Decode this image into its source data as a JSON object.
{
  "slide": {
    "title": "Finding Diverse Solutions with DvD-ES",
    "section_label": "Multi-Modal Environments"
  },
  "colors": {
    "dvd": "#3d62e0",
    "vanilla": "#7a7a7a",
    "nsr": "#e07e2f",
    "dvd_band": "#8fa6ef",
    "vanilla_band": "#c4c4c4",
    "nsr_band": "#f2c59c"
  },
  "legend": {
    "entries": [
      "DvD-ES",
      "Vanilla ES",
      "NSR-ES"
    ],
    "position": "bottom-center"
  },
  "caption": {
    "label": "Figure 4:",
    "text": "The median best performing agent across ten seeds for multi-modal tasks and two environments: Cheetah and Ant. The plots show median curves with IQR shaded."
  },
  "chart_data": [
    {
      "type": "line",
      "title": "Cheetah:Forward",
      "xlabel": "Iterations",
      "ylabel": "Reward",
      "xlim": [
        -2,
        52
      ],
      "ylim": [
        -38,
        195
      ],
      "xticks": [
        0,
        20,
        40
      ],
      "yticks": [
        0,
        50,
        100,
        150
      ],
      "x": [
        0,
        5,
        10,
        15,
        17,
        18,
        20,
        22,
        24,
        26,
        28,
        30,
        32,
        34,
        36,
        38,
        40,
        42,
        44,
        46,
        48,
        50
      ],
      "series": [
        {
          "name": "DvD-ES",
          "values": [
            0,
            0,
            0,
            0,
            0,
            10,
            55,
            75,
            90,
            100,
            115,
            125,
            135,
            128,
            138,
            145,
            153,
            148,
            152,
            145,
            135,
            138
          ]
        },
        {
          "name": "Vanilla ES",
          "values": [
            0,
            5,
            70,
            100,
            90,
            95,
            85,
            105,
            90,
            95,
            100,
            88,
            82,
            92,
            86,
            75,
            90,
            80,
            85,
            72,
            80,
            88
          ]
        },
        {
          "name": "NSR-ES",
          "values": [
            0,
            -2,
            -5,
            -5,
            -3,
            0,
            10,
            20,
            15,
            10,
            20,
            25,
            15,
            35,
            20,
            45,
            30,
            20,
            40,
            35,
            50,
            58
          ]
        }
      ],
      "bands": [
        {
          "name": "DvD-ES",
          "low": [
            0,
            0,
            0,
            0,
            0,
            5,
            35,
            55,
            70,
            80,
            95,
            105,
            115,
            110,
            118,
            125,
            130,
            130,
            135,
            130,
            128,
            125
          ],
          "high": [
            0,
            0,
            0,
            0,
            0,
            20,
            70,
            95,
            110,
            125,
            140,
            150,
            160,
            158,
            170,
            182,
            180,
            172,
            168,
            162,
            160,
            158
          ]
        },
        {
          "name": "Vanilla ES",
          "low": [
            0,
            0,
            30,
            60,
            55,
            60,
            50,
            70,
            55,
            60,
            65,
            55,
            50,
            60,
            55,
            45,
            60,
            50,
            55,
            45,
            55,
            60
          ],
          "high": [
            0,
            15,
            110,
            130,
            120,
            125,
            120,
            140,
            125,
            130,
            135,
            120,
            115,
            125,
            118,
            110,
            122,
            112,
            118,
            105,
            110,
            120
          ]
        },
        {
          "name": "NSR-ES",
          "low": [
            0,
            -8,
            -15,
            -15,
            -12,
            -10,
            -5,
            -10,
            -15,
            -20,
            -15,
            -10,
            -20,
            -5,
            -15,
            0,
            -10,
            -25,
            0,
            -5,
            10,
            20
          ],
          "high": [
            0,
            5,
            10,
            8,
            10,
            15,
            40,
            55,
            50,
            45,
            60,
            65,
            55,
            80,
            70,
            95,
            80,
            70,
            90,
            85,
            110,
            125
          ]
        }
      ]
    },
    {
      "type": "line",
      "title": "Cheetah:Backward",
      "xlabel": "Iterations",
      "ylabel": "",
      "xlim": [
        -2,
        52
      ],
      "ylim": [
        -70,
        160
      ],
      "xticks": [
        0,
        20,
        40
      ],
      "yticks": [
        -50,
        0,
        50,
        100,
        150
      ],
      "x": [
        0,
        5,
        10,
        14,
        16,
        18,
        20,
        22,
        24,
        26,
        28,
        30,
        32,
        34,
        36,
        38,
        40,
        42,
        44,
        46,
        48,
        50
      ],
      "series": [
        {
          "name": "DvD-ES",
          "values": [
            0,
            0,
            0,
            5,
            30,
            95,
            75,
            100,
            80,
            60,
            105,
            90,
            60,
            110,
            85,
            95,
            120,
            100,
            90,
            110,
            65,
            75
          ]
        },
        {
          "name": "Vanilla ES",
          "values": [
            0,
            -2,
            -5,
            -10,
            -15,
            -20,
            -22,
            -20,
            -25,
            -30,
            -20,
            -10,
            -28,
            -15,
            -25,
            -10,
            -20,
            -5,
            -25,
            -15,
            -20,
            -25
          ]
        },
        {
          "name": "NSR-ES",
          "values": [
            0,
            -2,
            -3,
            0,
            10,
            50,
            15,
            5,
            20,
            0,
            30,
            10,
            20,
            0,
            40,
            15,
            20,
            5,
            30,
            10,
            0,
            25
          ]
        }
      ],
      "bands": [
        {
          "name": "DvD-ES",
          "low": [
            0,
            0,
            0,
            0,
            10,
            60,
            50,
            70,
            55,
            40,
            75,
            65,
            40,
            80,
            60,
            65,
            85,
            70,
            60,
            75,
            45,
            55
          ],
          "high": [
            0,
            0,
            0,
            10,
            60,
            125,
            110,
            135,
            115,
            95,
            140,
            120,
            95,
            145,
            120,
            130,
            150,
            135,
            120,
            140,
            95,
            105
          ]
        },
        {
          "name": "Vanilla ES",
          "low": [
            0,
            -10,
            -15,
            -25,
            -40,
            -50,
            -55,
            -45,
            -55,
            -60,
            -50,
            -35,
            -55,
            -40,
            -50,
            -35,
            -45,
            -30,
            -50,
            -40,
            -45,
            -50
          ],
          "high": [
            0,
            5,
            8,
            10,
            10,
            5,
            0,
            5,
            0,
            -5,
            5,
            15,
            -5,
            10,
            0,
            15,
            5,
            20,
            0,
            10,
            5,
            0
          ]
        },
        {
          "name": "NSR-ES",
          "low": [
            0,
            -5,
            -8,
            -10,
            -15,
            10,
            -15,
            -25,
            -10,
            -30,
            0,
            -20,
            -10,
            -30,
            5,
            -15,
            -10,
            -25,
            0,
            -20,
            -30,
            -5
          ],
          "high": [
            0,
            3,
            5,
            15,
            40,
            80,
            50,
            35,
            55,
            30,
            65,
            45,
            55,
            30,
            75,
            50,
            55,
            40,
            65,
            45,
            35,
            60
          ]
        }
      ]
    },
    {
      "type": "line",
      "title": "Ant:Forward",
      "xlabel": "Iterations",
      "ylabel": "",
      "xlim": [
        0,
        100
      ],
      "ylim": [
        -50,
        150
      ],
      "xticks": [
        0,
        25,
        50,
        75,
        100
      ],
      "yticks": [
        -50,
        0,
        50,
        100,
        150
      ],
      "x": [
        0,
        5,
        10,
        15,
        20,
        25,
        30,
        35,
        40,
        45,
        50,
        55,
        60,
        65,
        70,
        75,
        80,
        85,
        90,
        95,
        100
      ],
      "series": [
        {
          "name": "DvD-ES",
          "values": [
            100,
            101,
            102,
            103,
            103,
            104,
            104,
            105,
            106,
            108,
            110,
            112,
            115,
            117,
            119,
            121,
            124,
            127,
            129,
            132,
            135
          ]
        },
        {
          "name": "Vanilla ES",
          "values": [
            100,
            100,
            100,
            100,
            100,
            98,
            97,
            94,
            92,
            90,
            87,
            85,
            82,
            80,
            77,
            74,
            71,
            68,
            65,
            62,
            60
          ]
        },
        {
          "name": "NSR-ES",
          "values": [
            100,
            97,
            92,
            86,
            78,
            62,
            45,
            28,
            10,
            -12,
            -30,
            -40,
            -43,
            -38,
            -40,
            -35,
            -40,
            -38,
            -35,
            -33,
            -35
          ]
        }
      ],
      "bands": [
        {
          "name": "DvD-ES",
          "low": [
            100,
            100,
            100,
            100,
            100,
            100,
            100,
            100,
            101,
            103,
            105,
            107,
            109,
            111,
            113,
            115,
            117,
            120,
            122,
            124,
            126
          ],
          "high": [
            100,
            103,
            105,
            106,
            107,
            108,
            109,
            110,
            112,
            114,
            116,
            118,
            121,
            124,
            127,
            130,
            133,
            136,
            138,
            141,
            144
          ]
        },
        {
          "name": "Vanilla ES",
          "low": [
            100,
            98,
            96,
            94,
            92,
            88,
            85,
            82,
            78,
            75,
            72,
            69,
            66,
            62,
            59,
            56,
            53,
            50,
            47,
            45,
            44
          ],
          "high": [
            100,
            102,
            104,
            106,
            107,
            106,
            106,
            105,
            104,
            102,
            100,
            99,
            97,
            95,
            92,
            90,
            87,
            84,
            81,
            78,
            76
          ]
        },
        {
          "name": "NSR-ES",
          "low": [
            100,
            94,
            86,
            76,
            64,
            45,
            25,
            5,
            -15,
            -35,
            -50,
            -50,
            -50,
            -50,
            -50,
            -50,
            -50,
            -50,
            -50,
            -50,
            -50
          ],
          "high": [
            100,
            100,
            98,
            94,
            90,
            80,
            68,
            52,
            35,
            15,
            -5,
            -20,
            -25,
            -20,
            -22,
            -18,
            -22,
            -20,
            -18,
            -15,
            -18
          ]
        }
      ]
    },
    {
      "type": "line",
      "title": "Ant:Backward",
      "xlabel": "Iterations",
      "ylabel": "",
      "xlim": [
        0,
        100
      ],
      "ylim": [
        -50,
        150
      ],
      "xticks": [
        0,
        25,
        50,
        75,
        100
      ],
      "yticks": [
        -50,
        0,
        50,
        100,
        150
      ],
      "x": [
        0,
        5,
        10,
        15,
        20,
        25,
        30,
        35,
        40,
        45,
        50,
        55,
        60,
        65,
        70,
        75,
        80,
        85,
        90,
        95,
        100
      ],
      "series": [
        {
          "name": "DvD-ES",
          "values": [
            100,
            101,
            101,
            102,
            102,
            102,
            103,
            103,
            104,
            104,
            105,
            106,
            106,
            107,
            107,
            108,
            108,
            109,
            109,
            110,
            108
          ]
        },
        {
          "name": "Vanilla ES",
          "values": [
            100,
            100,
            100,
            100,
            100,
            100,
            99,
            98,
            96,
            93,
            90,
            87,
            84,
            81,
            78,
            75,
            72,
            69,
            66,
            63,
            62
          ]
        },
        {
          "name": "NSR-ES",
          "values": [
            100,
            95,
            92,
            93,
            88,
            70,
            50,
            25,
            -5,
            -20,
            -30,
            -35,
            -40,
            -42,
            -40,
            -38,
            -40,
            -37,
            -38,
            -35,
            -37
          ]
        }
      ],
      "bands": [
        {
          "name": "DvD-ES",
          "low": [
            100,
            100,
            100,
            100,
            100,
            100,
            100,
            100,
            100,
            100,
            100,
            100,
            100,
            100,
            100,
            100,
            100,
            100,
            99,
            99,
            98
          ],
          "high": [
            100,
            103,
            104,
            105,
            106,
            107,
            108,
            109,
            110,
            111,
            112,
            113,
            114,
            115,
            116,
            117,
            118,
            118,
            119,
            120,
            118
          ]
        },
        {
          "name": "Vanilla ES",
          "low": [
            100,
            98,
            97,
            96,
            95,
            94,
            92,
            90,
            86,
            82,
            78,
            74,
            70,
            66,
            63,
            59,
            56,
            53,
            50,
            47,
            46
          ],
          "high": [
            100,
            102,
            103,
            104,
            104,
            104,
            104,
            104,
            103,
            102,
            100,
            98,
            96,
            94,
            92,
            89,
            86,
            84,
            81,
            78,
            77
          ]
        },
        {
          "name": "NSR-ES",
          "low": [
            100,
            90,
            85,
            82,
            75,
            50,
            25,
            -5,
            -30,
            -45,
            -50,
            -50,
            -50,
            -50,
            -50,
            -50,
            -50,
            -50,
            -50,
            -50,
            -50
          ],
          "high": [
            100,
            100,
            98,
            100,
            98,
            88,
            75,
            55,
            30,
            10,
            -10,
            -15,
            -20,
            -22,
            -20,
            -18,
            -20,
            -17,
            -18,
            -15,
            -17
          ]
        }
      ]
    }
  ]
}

|---|

*Given instruction:*
From the data above, copy each line that has the string "title".

*Response:*
    "title": "Finding Diverse Solutions with DvD-ES",
      "title": "Cheetah:Forward",
      "title": "Cheetah:Backward",
      "title": "Ant:Forward",
      "title": "Ant:Backward",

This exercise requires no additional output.